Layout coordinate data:
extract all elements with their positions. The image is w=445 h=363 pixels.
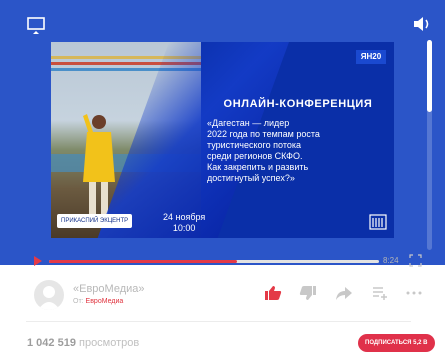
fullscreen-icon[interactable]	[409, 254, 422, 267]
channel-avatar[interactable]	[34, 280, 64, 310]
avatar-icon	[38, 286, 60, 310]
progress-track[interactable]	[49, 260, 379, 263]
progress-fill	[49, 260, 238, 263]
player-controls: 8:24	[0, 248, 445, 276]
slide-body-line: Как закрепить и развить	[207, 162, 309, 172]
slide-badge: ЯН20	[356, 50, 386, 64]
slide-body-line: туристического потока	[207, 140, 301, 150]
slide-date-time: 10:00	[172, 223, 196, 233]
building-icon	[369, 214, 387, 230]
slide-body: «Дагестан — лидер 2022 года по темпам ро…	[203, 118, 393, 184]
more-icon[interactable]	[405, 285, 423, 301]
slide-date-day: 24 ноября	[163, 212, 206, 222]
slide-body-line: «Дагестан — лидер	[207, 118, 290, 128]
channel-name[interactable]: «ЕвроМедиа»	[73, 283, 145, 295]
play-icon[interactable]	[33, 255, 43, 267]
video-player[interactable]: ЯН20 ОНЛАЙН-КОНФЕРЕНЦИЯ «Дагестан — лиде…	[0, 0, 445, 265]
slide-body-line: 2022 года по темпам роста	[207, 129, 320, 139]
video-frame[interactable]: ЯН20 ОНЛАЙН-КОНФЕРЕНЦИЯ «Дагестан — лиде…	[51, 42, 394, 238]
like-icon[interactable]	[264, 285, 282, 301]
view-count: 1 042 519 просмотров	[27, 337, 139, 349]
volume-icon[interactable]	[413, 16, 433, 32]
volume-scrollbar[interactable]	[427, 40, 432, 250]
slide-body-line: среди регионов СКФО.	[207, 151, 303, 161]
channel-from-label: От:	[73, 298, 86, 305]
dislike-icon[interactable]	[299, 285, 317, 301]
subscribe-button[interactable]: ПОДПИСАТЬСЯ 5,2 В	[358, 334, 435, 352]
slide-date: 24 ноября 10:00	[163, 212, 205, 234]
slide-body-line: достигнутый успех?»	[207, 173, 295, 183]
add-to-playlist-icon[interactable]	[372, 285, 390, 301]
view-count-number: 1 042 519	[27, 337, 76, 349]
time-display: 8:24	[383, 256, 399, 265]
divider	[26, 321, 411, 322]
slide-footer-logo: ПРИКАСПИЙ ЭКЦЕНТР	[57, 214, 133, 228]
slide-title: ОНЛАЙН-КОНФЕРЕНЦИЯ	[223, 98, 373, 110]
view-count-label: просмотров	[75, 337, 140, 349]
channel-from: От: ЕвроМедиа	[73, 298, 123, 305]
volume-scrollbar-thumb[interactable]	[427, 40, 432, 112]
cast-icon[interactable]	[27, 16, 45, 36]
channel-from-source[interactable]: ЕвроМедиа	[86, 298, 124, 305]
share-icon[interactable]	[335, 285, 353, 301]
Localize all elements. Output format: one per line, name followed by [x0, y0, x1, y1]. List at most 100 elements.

- **What is required**
Copy every row above word for word, leaving out the pictures.

- **Written response**
extract all elements with their positions. The image is w=445 h=363 pixels.
fullscreen-icon[interactable]	[409, 254, 422, 267]
channel-avatar[interactable]	[34, 280, 64, 310]
avatar-icon	[38, 286, 60, 310]
progress-track[interactable]	[49, 260, 379, 263]
progress-fill	[49, 260, 238, 263]
player-controls: 8:24	[0, 248, 445, 276]
slide-body-line: Как закрепить и развить	[207, 162, 309, 172]
slide-badge: ЯН20	[356, 50, 386, 64]
slide-body-line: туристического потока	[207, 140, 301, 150]
slide-date-time: 10:00	[172, 223, 196, 233]
building-icon	[369, 214, 387, 230]
slide-body: «Дагестан — лидер 2022 года по темпам ро…	[203, 118, 393, 184]
more-icon[interactable]	[405, 285, 423, 301]
slide-date-day: 24 ноября	[163, 212, 206, 222]
slide-body-line: «Дагестан — лидер	[207, 118, 290, 128]
channel-name[interactable]: «ЕвроМедиа»	[73, 283, 145, 295]
play-icon[interactable]	[33, 255, 43, 267]
video-player[interactable]: ЯН20 ОНЛАЙН-КОНФЕРЕНЦИЯ «Дагестан — лиде…	[0, 0, 445, 265]
slide-body-line: 2022 года по темпам роста	[207, 129, 320, 139]
video-frame[interactable]: ЯН20 ОНЛАЙН-КОНФЕРЕНЦИЯ «Дагестан — лиде…	[51, 42, 394, 238]
like-icon[interactable]	[264, 285, 282, 301]
view-count: 1 042 519 просмотров	[27, 337, 139, 349]
volume-icon[interactable]	[413, 16, 433, 32]
volume-scrollbar[interactable]	[427, 40, 432, 250]
slide-body-line: среди регионов СКФО.	[207, 151, 303, 161]
channel-from-label: От:	[73, 298, 86, 305]
dislike-icon[interactable]	[299, 285, 317, 301]
subscribe-button[interactable]: ПОДПИСАТЬСЯ 5,2 В	[358, 334, 435, 352]
slide-date: 24 ноября 10:00	[163, 212, 205, 234]
slide-body-line: достигнутый успех?»	[207, 173, 295, 183]
add-to-playlist-icon[interactable]	[372, 285, 390, 301]
view-count-number: 1 042 519	[27, 337, 76, 349]
time-display: 8:24	[383, 256, 399, 265]
divider	[26, 321, 411, 322]
slide-footer-logo: ПРИКАСПИЙ ЭКЦЕНТР	[57, 214, 133, 228]
slide-title: ОНЛАЙН-КОНФЕРЕНЦИЯ	[223, 98, 373, 110]
view-count-label: просмотров	[75, 337, 140, 349]
channel-from: От: ЕвроМедиа	[73, 298, 123, 305]
volume-scrollbar-thumb[interactable]	[427, 40, 432, 112]
cast-icon[interactable]	[27, 16, 45, 36]
channel-from-source[interactable]: ЕвроМедиа	[86, 298, 124, 305]
share-icon[interactable]	[335, 285, 353, 301]
Localize all elements. Output format: one per line, name followed by [x0, y0, x1, y1]. List at most 100 elements.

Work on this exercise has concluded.